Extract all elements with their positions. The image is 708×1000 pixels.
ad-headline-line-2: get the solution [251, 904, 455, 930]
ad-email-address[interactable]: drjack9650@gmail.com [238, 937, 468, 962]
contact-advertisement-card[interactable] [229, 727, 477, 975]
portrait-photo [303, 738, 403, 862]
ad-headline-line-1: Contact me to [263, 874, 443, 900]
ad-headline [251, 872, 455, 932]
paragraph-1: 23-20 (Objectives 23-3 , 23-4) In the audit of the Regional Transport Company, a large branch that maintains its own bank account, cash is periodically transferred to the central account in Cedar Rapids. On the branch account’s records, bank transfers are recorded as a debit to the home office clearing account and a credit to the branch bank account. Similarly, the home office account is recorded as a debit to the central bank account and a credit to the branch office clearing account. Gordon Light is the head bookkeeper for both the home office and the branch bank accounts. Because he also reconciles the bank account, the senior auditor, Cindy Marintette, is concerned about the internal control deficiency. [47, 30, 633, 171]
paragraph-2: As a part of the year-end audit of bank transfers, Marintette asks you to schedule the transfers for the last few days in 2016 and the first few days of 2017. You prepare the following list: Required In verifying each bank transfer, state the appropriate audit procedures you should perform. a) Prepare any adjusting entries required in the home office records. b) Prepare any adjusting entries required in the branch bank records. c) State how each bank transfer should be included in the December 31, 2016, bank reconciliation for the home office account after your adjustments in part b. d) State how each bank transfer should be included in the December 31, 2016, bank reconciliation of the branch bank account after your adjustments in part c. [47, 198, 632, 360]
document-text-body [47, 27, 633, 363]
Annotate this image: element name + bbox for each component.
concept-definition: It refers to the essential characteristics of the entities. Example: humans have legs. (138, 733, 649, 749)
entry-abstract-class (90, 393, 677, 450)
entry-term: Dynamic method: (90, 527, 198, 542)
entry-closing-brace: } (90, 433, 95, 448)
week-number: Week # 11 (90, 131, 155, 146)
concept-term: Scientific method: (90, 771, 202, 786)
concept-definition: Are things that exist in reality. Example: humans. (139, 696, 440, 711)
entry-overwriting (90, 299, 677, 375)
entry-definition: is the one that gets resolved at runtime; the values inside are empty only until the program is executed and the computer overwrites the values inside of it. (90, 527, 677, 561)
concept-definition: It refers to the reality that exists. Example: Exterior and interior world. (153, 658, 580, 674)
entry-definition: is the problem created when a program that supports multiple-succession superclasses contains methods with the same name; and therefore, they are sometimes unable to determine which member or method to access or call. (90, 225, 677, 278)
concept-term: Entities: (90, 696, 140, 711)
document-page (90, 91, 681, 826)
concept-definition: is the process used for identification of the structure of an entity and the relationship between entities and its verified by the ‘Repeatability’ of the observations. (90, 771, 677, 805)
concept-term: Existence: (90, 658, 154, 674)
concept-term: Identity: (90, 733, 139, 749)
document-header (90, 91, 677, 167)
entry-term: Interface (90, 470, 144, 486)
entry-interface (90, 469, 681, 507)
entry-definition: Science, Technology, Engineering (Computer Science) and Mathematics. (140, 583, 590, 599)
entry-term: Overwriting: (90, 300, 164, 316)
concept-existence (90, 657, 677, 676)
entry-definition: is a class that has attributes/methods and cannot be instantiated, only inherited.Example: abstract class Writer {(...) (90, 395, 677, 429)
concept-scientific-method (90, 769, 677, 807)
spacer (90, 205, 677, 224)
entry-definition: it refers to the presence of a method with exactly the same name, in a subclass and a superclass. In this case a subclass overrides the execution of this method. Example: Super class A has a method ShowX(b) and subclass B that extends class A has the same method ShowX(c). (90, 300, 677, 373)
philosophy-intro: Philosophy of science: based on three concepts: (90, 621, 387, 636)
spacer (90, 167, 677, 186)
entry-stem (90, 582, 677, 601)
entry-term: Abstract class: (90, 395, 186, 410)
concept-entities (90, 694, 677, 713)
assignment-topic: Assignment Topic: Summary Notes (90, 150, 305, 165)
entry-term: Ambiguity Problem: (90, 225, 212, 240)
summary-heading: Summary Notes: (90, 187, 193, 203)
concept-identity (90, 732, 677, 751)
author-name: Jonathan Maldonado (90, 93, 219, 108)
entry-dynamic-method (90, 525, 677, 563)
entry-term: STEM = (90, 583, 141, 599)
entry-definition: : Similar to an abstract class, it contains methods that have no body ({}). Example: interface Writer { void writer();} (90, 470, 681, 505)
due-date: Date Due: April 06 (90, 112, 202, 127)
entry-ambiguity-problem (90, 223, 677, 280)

### WHAT THIS TASK INVOLVES
Convert every line of the data above into a JSON list of strings, one string per line, leaving out blank lines.

### FULL OUTPUT
[
  "Extract all elements with their positions. The image is 708×1000 pixels.",
  "ad-headline-line-2: get the solution [251, 904, 455, 930]",
  "ad-email-address[interactable]: drjack9650@gmail.com [238, 937, 468, 962]",
  "contact-advertisement-card[interactable] [229, 727, 477, 975]",
  "portrait-photo [303, 738, 403, 862]",
  "ad-headline-line-1: Contact me to [263, 874, 443, 900]",
  "ad-headline [251, 872, 455, 932]",
  "paragraph-1: 23-20 (Objectives 23-3 , 23-4) In the audit of the Regional Transport Company, a large branch that maintains its own bank account, cash is periodically transferred to the central account in Cedar Rapids. On the branch account’s records, bank transfers are recorded as a debit to the home office clearing account and a credit to the branch bank account. Similarly, the home office account is recorded as a debit to the central bank account and a credit to the branch office clearing account. Gordon Light is the head bookkeeper for both the home office and the branch bank accounts. Because he also reconciles the bank account, the senior auditor, Cindy Marintette, is concerned about the internal control deficiency. [47, 30, 633, 171]",
  "paragraph-2: As a part of the year-end audit of bank transfers, Marintette asks you to schedule the transfers for the last few days in 2016 and the first few days of 2017. You prepare the following list: Required In verifying each bank transfer, state the appropriate audit procedures you should perform. a) Prepare any adjusting entries required in the home office records. b) Prepare any adjusting entries required in the branch bank records. c) State how each bank transfer should be included in the December 31, 2016, bank reconciliation for the home office account after your adjustments in part b. d) State how each bank transfer should be included in the December 31, 2016, bank reconciliation of the branch bank account after your adjustments in part c. [47, 198, 632, 360]",
  "document-text-body [47, 27, 633, 363]",
  "Annotate this image: element name + bbox for each component.",
  "concept-definition: It refers to the essential characteristics of the entities. Example: humans have legs. (138, 733, 649, 749)",
  "entry-abstract-class (90, 393, 677, 450)",
  "entry-term: Dynamic method: (90, 527, 198, 542)",
  "entry-closing-brace: } (90, 433, 95, 448)",
  "week-number: Week # 11 (90, 131, 155, 146)",
  "concept-term: Scientific method: (90, 771, 202, 786)",
  "concept-definition: Are things that exist in reality. Example: humans. (139, 696, 440, 711)",
  "entry-overwriting (90, 299, 677, 375)",
  "entry-definition: is the one that gets resolved at runtime; the values inside are empty only until the program is executed and the computer overwrites the values inside of it. (90, 527, 677, 561)",
  "concept-definition: It refers to the reality that exists. Example: Exterior and interior world. (153, 658, 580, 674)",
  "entry-definition: is the problem created when a program that supports multiple-succession superclasses contains methods with the same name; and therefore, they are sometimes unable to determine which member or method to access or call. (90, 225, 677, 278)",
  "concept-term: Entities: (90, 696, 140, 711)",
  "document-page (90, 91, 681, 826)",
  "concept-definition: is the process used for identification of the structure of an entity and the relationship between entities and its verified by the ‘Repeatability’ of the observations. (90, 771, 677, 805)",
  "concept-term: Existence: (90, 658, 154, 674)",
  "concept-term: Identity: (90, 733, 139, 749)",
  "document-header (90, 91, 677, 167)",
  "entry-term: Interface (90, 470, 144, 486)",
  "entry-interface (90, 469, 681, 507)",
  "entry-definition: Science, Technology, Engineering (Computer Science) and Mathematics. (140, 583, 590, 599)",
  "entry-term: Overwriting: (90, 300, 164, 316)",
  "concept-existence (90, 657, 677, 676)",
  "entry-definition: is a class that has attributes/methods and cannot be instantiated, only inherited.Example: abstract class Writer {(...) (90, 395, 677, 429)",
  "concept-scientific-method (90, 769, 677, 807)",
  "spacer (90, 205, 677, 224)",
  "entry-definition: it refers to the presence of a method with exactly the same name, in a subclass and a superclass. In this case a subclass overrides the execution of this method. Example: Super class A has a method ShowX(b) and subclass B that extends class A has the same method ShowX(c). (90, 300, 677, 373)",
  "philosophy-intro: Philosophy of science: based on three concepts: (90, 621, 387, 636)",
  "spacer (90, 167, 677, 186)",
  "entry-stem (90, 582, 677, 601)",
  "entry-term: Abstract class: (90, 395, 186, 410)",
  "concept-entities (90, 694, 677, 713)",
  "assignment-topic: Assignment Topic: Summary Notes (90, 150, 305, 165)",
  "entry-term: Ambiguity Problem: (90, 225, 212, 240)",
  "summary-heading: Summary Notes: (90, 187, 193, 203)",
  "concept-identity (90, 732, 677, 751)",
  "author-name: Jonathan Maldonado (90, 93, 219, 108)",
  "entry-dynamic-method (90, 525, 677, 563)",
  "entry-term: STEM = (90, 583, 141, 599)",
  "entry-definition: : Similar to an abstract class, it contains methods that have no body ({}). Example: interface Writer { void writer();} (90, 470, 681, 505)",
  "due-date: Date Due: April 06 (90, 112, 202, 127)",
  "entry-ambiguity-problem (90, 223, 677, 280)"
]